Records about charts and figures:
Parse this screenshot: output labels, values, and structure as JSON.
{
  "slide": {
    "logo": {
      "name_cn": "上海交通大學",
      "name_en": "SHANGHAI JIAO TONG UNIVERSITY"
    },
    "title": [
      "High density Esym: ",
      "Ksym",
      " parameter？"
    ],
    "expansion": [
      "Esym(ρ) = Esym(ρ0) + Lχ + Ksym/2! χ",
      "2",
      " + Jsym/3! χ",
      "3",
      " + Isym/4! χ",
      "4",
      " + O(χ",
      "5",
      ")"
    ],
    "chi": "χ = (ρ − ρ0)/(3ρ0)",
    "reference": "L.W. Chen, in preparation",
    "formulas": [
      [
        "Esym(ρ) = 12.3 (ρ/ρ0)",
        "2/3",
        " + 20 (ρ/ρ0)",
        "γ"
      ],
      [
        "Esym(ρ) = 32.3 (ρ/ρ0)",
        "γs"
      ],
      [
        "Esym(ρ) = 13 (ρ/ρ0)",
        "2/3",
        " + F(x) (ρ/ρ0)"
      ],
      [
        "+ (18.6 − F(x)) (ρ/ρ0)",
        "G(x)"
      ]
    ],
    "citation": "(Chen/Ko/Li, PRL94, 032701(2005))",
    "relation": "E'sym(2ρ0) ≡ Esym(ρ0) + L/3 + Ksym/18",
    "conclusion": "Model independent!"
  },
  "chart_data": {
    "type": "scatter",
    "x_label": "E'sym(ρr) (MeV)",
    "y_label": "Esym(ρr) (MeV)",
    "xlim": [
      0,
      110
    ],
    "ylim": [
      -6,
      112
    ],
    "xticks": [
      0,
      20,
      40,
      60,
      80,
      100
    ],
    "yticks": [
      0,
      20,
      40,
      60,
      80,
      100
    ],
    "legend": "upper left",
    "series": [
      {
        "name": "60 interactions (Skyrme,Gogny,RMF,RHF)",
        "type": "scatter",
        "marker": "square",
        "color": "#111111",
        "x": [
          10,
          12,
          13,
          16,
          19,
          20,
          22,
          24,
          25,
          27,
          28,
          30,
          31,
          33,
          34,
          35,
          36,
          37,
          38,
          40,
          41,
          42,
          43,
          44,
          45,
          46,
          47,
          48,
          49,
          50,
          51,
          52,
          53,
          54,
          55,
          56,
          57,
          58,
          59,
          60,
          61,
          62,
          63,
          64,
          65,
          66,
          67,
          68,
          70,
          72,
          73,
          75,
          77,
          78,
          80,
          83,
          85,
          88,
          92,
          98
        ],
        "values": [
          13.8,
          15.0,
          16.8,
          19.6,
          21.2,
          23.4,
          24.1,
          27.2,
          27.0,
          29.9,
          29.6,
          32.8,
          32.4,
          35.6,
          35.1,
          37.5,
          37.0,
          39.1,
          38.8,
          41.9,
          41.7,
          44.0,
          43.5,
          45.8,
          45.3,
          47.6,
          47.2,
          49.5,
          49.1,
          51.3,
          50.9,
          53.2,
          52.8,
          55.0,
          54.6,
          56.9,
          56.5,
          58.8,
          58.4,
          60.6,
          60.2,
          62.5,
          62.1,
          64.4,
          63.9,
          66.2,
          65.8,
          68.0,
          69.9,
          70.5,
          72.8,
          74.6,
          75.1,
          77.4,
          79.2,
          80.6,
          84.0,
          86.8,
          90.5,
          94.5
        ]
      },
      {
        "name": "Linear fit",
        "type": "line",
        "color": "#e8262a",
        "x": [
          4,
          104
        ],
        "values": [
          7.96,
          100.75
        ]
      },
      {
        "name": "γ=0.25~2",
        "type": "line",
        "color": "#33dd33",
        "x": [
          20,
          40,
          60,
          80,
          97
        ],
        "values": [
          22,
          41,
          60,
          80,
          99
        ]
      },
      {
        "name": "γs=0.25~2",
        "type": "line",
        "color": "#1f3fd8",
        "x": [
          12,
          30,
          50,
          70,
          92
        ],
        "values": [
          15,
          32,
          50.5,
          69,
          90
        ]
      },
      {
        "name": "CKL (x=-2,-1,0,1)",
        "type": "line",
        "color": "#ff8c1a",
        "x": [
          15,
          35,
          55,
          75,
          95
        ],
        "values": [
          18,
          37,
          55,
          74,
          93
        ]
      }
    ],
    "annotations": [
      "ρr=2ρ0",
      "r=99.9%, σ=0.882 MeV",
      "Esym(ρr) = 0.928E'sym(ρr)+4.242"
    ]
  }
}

REQUIREMENTS - Look for lines containing the string "Chen" and copy them all.

EXERCISE RESPONSE -
    "reference": "L.W. Chen, in preparation",
    "citation": "(Chen/Ko/Li, PRL94, 032701(2005))",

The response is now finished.